Start Records shown

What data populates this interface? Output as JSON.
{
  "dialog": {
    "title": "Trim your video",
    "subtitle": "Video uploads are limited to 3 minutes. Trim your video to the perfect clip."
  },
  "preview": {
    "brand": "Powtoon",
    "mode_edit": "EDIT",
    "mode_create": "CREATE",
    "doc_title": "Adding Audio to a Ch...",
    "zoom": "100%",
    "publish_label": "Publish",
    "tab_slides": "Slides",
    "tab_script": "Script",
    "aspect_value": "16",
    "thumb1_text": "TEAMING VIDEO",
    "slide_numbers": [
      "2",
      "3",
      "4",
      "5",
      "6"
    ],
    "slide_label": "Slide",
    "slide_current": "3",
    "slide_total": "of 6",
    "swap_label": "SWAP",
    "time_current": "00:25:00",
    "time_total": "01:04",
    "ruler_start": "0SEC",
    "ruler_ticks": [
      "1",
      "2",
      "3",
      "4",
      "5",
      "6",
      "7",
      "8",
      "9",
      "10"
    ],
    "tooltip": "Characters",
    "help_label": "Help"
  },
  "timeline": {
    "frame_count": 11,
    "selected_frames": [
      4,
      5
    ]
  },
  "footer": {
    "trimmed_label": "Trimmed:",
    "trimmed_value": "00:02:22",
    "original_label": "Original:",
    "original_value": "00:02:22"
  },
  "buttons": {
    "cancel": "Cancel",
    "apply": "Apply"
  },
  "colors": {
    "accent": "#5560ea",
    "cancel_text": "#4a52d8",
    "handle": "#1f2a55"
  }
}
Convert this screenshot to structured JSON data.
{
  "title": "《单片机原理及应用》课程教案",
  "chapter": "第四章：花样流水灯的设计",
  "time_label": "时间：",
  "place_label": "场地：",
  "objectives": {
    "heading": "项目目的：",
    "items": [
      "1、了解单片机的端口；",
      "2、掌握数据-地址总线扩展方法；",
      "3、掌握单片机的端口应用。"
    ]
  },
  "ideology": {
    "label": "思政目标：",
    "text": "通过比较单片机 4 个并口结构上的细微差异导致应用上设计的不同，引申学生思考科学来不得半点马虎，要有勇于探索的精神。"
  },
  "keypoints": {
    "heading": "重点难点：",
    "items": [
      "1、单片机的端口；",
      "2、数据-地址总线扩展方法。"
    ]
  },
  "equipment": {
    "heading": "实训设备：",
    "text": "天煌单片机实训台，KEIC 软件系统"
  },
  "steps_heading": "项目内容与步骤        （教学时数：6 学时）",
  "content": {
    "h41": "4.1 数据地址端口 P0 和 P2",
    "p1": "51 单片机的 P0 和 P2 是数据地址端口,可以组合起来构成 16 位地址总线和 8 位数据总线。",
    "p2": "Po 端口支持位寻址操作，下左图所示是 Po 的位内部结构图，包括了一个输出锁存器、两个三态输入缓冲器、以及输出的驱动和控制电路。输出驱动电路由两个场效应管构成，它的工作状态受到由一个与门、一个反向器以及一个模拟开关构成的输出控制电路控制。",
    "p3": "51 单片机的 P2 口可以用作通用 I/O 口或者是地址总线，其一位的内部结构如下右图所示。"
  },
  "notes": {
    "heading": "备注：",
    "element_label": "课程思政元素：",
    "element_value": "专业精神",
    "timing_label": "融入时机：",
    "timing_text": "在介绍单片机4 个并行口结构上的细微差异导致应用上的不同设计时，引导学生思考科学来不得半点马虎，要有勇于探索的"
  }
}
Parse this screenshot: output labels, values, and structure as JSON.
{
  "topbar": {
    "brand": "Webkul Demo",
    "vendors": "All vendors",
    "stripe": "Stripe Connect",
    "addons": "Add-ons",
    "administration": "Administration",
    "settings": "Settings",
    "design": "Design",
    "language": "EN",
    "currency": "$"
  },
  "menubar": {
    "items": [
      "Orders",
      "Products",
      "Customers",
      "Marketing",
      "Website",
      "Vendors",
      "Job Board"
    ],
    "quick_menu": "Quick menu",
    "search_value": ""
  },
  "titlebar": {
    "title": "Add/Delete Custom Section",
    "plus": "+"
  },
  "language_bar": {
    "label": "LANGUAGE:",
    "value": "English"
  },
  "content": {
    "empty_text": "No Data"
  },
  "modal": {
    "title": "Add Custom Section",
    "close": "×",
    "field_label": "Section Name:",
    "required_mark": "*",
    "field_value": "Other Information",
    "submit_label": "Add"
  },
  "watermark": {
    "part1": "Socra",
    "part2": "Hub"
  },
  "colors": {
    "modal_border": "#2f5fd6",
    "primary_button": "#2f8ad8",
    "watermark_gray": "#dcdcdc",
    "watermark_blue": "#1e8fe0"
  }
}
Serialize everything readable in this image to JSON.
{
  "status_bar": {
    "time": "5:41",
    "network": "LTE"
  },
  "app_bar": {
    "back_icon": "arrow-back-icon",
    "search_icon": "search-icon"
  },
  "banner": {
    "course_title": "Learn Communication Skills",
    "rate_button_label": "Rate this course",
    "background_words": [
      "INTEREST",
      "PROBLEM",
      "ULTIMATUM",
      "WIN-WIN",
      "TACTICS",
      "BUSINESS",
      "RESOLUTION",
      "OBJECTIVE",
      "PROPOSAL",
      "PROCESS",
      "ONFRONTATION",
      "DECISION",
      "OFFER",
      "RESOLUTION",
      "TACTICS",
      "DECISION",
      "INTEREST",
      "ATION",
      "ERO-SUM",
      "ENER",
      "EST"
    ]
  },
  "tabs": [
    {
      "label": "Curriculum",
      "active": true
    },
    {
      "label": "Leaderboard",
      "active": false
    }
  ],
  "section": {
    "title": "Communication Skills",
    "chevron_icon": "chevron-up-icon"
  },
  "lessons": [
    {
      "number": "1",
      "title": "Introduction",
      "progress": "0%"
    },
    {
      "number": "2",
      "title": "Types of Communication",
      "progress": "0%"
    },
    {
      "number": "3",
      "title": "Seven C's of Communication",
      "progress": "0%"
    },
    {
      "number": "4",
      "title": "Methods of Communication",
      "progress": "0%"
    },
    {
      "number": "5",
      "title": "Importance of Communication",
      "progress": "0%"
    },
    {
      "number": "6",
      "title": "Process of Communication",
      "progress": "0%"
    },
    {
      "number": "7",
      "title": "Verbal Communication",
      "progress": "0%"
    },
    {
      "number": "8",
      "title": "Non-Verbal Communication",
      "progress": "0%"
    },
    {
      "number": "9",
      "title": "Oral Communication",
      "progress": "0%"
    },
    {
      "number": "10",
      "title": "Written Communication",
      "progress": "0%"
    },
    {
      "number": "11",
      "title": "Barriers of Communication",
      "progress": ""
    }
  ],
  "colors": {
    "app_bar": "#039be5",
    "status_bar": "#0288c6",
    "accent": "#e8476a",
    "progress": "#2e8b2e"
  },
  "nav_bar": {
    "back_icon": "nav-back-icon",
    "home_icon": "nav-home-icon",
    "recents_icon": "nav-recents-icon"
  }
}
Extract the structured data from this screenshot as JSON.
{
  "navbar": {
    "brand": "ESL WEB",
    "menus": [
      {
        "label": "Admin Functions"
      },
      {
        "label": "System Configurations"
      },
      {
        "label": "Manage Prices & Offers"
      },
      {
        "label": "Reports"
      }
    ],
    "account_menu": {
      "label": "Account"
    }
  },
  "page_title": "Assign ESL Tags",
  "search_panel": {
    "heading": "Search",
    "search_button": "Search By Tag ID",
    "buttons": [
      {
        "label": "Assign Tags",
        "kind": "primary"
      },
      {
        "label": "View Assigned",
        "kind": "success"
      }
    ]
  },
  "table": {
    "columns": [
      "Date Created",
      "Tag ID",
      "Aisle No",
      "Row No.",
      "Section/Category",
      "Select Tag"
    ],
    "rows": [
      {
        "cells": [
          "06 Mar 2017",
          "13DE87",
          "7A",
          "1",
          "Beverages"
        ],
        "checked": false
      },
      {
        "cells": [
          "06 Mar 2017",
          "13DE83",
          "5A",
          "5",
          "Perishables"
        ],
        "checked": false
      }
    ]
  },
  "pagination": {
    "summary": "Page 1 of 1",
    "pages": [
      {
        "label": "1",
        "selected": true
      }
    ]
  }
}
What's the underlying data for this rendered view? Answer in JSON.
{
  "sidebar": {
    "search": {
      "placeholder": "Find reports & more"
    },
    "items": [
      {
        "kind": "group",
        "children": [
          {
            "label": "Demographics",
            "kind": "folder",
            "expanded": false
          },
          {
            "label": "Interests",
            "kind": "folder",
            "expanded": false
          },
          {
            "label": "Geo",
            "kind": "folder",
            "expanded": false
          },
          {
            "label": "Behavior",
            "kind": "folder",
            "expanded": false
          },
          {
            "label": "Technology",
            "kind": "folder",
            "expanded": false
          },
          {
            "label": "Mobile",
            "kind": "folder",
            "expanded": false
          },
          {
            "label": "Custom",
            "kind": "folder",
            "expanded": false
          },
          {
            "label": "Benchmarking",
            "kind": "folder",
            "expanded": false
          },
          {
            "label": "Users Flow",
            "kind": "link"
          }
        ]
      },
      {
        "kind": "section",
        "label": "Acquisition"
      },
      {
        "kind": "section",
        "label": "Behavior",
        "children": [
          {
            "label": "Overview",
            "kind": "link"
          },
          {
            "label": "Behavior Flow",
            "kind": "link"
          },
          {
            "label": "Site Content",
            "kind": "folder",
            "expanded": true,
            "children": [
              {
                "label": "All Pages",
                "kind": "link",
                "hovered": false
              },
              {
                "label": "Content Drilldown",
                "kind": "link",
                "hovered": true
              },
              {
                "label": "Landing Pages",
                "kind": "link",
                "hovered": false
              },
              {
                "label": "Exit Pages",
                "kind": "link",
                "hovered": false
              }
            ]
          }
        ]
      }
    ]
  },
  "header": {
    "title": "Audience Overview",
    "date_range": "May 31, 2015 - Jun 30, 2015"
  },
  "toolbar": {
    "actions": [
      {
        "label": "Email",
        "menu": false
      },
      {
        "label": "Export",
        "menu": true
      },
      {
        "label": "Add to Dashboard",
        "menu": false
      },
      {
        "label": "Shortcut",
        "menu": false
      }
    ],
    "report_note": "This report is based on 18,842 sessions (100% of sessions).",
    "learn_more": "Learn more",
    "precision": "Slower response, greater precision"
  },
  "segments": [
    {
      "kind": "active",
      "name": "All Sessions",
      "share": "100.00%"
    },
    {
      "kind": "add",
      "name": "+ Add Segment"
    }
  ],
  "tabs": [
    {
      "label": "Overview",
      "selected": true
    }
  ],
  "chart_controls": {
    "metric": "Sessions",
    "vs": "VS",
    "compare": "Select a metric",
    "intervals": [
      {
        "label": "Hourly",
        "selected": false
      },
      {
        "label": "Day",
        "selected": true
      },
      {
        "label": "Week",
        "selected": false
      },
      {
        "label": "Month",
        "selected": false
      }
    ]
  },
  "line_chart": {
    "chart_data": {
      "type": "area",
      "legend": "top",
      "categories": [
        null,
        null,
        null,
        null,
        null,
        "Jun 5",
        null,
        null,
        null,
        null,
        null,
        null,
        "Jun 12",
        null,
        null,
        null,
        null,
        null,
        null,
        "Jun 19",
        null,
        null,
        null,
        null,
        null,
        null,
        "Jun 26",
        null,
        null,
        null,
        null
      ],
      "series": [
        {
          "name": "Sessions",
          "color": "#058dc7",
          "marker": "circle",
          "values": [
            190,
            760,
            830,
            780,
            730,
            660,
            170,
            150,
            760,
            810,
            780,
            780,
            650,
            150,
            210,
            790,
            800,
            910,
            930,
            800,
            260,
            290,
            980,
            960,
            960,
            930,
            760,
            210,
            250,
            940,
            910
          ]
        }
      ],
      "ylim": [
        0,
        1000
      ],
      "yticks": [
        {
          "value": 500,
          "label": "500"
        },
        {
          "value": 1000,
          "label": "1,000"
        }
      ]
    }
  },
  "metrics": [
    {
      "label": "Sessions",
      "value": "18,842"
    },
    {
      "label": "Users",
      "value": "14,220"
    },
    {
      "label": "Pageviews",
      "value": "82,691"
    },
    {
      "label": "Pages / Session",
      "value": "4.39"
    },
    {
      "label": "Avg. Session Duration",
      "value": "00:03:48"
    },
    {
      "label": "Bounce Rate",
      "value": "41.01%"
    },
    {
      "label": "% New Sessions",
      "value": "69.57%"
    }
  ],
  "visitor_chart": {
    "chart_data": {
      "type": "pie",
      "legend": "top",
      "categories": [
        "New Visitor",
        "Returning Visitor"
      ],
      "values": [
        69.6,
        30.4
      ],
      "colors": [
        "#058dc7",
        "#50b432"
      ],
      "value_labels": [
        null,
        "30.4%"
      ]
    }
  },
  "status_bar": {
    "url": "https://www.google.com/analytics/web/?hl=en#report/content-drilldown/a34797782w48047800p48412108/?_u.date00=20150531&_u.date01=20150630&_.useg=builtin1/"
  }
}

End Records shown

*Your objective:* For the listing above, identify each line bearing "Skills".

*Response to this task:*
    "course_title": "Learn Communication Skills",
    "title": "Communication Skills",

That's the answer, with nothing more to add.